-- Directions --
Exactly repeat the full listing that follows.

-- Task inputs --
↓↓↓

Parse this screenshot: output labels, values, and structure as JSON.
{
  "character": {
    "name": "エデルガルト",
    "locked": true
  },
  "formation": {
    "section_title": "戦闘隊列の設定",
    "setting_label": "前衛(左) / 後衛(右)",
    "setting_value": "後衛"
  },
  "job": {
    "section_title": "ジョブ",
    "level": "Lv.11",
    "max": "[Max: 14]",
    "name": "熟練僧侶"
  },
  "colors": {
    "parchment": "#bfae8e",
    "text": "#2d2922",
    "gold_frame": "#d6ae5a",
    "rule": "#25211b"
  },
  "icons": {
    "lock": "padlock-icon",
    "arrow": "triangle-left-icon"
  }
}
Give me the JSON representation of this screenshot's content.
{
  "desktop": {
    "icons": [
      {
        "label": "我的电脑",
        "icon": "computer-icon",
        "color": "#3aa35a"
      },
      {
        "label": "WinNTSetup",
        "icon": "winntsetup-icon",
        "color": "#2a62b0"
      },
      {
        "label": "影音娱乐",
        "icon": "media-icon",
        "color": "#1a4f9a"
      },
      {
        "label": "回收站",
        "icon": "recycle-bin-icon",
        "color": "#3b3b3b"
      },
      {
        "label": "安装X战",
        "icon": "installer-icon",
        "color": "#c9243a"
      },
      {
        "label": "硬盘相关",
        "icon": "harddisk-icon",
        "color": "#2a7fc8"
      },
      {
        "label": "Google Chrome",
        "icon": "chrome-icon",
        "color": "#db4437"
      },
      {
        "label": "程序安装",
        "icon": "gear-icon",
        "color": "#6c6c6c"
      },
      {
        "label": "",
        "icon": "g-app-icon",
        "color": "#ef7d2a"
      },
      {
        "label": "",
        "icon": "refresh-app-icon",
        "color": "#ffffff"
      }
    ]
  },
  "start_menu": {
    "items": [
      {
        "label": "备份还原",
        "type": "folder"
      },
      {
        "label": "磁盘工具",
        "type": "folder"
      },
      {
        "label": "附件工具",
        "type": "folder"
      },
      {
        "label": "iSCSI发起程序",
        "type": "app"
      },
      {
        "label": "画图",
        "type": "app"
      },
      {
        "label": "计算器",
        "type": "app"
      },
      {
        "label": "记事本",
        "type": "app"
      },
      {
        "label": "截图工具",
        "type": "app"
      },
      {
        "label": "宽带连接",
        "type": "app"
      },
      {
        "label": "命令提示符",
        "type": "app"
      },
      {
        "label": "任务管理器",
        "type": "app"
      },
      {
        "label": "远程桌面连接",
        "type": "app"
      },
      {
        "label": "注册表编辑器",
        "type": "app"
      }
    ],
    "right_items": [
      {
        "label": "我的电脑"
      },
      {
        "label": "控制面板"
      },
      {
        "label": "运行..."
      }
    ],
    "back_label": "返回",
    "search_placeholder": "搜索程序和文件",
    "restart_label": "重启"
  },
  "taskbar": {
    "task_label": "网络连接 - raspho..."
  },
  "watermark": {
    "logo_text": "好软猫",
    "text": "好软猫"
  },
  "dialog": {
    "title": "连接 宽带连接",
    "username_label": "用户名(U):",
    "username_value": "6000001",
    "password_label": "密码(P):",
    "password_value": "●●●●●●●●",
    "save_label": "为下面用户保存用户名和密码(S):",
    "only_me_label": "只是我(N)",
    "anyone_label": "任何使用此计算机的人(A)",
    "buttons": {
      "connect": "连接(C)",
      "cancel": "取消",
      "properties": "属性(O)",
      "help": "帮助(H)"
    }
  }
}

↑↑↑

-- Solution --
Parse this screenshot: output labels, values, and structure as JSON.
{
  "character": {
    "name": "エデルガルト",
    "locked": true
  },
  "formation": {
    "section_title": "戦闘隊列の設定",
    "setting_label": "前衛(左) / 後衛(右)",
    "setting_value": "後衛"
  },
  "job": {
    "section_title": "ジョブ",
    "level": "Lv.11",
    "max": "[Max: 14]",
    "name": "熟練僧侶"
  },
  "colors": {
    "parchment": "#bfae8e",
    "text": "#2d2922",
    "gold_frame": "#d6ae5a",
    "rule": "#25211b"
  },
  "icons": {
    "lock": "padlock-icon",
    "arrow": "triangle-left-icon"
  }
}
Give me the JSON representation of this screenshot's content.
{
  "desktop": {
    "icons": [
      {
        "label": "我的电脑",
        "icon": "computer-icon",
        "color": "#3aa35a"
      },
      {
        "label": "WinNTSetup",
        "icon": "winntsetup-icon",
        "color": "#2a62b0"
      },
      {
        "label": "影音娱乐",
        "icon": "media-icon",
        "color": "#1a4f9a"
      },
      {
        "label": "回收站",
        "icon": "recycle-bin-icon",
        "color": "#3b3b3b"
      },
      {
        "label": "安装X战",
        "icon": "installer-icon",
        "color": "#c9243a"
      },
      {
        "label": "硬盘相关",
        "icon": "harddisk-icon",
        "color": "#2a7fc8"
      },
      {
        "label": "Google Chrome",
        "icon": "chrome-icon",
        "color": "#db4437"
      },
      {
        "label": "程序安装",
        "icon": "gear-icon",
        "color": "#6c6c6c"
      },
      {
        "label": "",
        "icon": "g-app-icon",
        "color": "#ef7d2a"
      },
      {
        "label": "",
        "icon": "refresh-app-icon",
        "color": "#ffffff"
      }
    ]
  },
  "start_menu": {
    "items": [
      {
        "label": "备份还原",
        "type": "folder"
      },
      {
        "label": "磁盘工具",
        "type": "folder"
      },
      {
        "label": "附件工具",
        "type": "folder"
      },
      {
        "label": "iSCSI发起程序",
        "type": "app"
      },
      {
        "label": "画图",
        "type": "app"
      },
      {
        "label": "计算器",
        "type": "app"
      },
      {
        "label": "记事本",
        "type": "app"
      },
      {
        "label": "截图工具",
        "type": "app"
      },
      {
        "label": "宽带连接",
        "type": "app"
      },
      {
        "label": "命令提示符",
        "type": "app"
      },
      {
        "label": "任务管理器",
        "type": "app"
      },
      {
        "label": "远程桌面连接",
        "type": "app"
      },
      {
        "label": "注册表编辑器",
        "type": "app"
      }
    ],
    "right_items": [
      {
        "label": "我的电脑"
      },
      {
        "label": "控制面板"
      },
      {
        "label": "运行..."
      }
    ],
    "back_label": "返回",
    "search_placeholder": "搜索程序和文件",
    "restart_label": "重启"
  },
  "taskbar": {
    "task_label": "网络连接 - raspho..."
  },
  "watermark": {
    "logo_text": "好软猫",
    "text": "好软猫"
  },
  "dialog": {
    "title": "连接 宽带连接",
    "username_label": "用户名(U):",
    "username_value": "6000001",
    "password_label": "密码(P):",
    "password_value": "●●●●●●●●",
    "save_label": "为下面用户保存用户名和密码(S):",
    "only_me_label": "只是我(N)",
    "anyone_label": "任何使用此计算机的人(A)",
    "buttons": {
      "connect": "连接(C)",
      "cancel": "取消",
      "properties": "属性(O)",
      "help": "帮助(H)"
    }
  }
}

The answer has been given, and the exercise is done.